- 수행할 작업:
아래 행의 맨 처음부터 "- segment-label-line: Winning: [292, 426, 341, 441]"가 들어 있는 줄까지, 양 끝 줄을 모두 포함해 번호를 매긴 목록으로 옮기세요. 빈 줄은 빼고 이 범위의 줄만 적으세요.

- 데이터 발췌:
# # # # #
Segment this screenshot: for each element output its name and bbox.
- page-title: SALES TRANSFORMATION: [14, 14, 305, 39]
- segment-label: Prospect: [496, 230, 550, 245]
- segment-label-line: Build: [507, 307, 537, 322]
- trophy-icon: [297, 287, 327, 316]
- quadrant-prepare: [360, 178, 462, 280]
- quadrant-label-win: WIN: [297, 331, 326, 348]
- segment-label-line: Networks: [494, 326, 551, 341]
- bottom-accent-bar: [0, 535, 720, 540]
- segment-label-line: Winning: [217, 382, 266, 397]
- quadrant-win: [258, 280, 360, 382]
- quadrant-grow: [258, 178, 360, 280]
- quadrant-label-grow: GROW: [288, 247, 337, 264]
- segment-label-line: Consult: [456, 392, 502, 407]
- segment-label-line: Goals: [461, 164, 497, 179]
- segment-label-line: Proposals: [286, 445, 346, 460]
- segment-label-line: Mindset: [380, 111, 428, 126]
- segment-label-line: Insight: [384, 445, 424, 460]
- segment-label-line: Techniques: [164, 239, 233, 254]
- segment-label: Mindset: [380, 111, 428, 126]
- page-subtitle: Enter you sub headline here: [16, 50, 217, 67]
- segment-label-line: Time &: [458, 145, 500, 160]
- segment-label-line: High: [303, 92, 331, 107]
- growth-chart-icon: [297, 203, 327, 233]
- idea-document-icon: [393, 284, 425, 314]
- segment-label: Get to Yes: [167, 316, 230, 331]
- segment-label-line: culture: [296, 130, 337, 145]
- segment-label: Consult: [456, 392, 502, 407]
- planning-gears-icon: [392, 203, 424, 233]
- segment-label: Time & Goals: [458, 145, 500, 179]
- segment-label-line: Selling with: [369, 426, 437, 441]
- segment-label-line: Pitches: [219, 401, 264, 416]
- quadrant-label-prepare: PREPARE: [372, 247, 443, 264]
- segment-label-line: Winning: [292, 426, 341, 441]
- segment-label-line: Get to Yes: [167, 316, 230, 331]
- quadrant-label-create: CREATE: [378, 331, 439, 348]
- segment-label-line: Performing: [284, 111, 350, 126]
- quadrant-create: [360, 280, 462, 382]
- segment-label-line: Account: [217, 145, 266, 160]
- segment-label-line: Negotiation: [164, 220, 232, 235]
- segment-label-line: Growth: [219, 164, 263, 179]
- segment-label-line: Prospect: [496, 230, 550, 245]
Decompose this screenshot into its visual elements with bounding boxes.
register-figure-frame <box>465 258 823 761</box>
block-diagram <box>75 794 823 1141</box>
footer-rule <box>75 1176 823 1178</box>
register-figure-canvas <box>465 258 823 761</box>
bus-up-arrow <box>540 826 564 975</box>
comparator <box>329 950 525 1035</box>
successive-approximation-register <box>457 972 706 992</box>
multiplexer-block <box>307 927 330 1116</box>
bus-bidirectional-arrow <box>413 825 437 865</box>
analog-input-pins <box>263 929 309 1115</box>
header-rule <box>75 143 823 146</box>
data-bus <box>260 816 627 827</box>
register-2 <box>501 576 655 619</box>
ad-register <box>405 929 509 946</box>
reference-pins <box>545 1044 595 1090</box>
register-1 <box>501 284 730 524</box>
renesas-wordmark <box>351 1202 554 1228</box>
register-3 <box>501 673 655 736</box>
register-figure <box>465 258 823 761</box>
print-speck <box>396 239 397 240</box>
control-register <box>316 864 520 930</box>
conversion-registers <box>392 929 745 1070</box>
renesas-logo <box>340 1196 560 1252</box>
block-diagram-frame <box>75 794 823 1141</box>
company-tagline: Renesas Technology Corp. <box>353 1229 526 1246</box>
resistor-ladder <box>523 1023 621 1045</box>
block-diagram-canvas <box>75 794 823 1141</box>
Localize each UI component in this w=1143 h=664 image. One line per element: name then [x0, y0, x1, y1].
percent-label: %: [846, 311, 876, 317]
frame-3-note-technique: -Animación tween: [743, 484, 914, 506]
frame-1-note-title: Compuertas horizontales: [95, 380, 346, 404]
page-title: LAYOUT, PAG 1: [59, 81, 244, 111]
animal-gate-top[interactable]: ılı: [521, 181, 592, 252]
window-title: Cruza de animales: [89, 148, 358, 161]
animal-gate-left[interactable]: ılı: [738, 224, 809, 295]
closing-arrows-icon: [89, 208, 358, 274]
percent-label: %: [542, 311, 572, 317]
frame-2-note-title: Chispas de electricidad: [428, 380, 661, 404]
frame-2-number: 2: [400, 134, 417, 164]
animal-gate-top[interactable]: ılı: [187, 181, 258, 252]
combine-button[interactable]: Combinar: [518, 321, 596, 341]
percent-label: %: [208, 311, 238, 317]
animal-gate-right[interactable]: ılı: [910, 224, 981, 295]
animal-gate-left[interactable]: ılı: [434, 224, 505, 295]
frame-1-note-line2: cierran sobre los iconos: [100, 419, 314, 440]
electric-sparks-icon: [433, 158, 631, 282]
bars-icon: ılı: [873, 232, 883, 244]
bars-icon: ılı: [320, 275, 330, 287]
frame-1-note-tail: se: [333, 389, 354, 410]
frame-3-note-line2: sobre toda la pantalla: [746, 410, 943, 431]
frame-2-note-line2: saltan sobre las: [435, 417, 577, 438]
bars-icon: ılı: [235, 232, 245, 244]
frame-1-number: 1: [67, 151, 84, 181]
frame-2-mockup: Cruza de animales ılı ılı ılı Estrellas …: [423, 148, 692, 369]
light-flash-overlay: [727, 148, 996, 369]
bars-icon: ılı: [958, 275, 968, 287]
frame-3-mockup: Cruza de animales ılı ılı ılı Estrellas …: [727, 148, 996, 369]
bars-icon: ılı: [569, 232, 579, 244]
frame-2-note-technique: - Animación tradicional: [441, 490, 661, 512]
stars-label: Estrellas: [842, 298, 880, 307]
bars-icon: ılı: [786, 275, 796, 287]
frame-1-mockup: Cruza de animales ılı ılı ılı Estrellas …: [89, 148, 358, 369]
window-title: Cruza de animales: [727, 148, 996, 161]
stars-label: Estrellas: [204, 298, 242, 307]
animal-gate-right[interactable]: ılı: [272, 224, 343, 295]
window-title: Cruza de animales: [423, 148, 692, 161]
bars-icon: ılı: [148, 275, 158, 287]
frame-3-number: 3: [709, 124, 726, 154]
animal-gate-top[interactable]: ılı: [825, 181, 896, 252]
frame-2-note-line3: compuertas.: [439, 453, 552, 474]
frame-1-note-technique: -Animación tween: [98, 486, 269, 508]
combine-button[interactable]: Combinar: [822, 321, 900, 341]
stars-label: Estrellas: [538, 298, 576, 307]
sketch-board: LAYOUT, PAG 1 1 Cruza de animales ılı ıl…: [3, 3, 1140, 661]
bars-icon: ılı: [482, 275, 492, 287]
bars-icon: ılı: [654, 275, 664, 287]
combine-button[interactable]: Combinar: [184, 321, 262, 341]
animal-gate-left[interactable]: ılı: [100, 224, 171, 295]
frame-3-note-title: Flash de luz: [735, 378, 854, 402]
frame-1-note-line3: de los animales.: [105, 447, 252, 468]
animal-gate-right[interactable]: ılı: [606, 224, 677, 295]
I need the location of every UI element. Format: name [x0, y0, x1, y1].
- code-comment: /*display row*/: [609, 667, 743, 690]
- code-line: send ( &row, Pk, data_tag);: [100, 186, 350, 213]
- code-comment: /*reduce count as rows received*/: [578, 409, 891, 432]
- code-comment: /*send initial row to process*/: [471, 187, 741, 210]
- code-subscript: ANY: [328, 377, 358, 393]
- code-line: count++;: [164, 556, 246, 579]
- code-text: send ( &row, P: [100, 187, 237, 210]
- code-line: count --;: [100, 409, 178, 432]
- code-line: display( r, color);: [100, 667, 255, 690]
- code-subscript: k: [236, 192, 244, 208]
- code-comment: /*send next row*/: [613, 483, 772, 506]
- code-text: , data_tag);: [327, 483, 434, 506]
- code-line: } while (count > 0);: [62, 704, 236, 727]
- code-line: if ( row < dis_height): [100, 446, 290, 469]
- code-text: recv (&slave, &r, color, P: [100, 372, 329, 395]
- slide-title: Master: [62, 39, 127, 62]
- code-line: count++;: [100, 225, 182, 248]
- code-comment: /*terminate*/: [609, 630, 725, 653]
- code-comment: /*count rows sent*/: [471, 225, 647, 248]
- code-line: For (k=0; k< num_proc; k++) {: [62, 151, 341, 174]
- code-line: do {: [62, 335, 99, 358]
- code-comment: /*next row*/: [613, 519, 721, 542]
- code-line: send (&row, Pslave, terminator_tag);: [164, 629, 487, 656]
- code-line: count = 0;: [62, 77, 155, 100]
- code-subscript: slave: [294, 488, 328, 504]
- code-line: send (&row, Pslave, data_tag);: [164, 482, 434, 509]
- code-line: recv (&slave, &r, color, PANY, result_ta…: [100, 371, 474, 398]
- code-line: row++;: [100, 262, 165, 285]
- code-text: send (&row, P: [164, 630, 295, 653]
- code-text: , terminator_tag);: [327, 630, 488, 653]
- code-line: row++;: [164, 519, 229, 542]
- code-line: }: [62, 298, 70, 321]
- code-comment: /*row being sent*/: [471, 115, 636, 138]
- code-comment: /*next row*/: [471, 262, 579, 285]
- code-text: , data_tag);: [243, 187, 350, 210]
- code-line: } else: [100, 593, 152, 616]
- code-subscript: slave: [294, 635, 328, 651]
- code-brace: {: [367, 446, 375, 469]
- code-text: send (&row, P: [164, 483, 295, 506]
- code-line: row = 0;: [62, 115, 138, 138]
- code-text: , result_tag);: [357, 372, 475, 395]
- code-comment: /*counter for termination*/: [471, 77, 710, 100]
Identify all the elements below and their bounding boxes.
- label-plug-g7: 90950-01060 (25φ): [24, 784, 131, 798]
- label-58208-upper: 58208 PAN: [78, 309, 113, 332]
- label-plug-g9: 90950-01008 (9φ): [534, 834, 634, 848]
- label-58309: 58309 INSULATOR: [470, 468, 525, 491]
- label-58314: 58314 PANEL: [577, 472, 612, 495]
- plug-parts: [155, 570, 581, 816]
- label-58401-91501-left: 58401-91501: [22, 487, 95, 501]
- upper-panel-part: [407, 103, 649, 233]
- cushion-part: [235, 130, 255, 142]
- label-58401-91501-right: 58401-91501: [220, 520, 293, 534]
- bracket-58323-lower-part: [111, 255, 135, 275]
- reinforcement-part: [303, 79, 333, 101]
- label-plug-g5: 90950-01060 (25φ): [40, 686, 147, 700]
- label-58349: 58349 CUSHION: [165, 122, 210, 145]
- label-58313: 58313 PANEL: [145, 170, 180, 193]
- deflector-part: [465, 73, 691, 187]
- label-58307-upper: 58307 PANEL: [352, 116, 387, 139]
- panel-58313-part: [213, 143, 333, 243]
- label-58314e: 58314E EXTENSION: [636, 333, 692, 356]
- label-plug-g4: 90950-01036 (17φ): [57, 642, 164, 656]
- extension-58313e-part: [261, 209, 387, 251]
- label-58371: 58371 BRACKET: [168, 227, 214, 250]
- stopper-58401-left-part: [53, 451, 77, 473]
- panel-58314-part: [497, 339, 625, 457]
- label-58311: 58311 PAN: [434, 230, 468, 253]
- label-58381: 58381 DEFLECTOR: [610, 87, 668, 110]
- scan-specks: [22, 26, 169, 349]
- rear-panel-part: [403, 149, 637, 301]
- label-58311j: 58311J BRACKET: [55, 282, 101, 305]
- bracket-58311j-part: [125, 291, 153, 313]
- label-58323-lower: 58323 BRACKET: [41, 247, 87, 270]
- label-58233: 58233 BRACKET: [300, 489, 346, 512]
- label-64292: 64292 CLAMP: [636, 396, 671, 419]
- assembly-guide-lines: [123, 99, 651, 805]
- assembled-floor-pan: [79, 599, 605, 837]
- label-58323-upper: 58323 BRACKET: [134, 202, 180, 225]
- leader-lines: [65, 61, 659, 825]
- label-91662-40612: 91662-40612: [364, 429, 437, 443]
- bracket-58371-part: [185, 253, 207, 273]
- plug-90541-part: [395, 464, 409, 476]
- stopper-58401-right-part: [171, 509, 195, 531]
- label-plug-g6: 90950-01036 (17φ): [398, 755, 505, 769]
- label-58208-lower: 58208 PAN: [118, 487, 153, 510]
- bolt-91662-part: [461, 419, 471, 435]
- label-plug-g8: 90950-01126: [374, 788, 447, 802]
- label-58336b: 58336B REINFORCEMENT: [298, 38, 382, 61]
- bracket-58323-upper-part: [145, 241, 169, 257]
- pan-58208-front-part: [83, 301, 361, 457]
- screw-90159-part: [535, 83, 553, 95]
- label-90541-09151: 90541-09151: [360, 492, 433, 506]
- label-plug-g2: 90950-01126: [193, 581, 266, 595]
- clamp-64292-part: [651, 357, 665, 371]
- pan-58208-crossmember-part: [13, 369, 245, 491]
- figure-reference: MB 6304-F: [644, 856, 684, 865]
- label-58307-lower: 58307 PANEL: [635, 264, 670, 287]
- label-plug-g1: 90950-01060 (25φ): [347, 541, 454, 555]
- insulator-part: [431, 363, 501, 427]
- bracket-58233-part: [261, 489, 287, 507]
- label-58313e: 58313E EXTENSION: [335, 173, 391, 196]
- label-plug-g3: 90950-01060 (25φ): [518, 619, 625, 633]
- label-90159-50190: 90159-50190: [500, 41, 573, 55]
# # # # #
- 결과:
1. Segment this screenshot: for each element output its name and bbox.
2. - page-title: SALES TRANSFORMATION: [14, 14, 305, 39]
3. - segment-label: Prospect: [496, 230, 550, 245]
4. - segment-label-line: Build: [507, 307, 537, 322]
5. - trophy-icon: [297, 287, 327, 316]
6. - quadrant-prepare: [360, 178, 462, 280]
7. - quadrant-label-win: WIN: [297, 331, 326, 348]
8. - segment-label-line: Networks: [494, 326, 551, 341]
9. - bottom-accent-bar: [0, 535, 720, 540]
10. - segment-label-line: Winning: [217, 382, 266, 397]
11. - quadrant-win: [258, 280, 360, 382]
12. - quadrant-grow: [258, 178, 360, 280]
13. - quadrant-label-grow: GROW: [288, 247, 337, 264]
14. - segment-label-line: Consult: [456, 392, 502, 407]
15. - segment-label-line: Goals: [461, 164, 497, 179]
16. - segment-label-line: Proposals: [286, 445, 346, 460]
17. - segment-label-line: Mindset: [380, 111, 428, 126]
18. - segment-label-line: Insight: [384, 445, 424, 460]
19. - segment-label-line: Techniques: [164, 239, 233, 254]
20. - segment-label: Mindset: [380, 111, 428, 126]
21. - page-subtitle: Enter you sub headline here: [16, 50, 217, 67]
22. - segment-label-line: Time &: [458, 145, 500, 160]
23. - segment-label-line: High: [303, 92, 331, 107]
24. - growth-chart-icon: [297, 203, 327, 233]
25. - idea-document-icon: [393, 284, 425, 314]
26. - segment-label: Get to Yes: [167, 316, 230, 331]
27. - segment-label-line: culture: [296, 130, 337, 145]
28. - segment-label: Consult: [456, 392, 502, 407]
29. - planning-gears-icon: [392, 203, 424, 233]
30. - segment-label: Time & Goals: [458, 145, 500, 179]
31. - segment-label-line: Selling with: [369, 426, 437, 441]
32. - segment-label-line: Pitches: [219, 401, 264, 416]
33. - quadrant-label-prepare: PREPARE: [372, 247, 443, 264]
34. - segment-label-line: Winning: [292, 426, 341, 441]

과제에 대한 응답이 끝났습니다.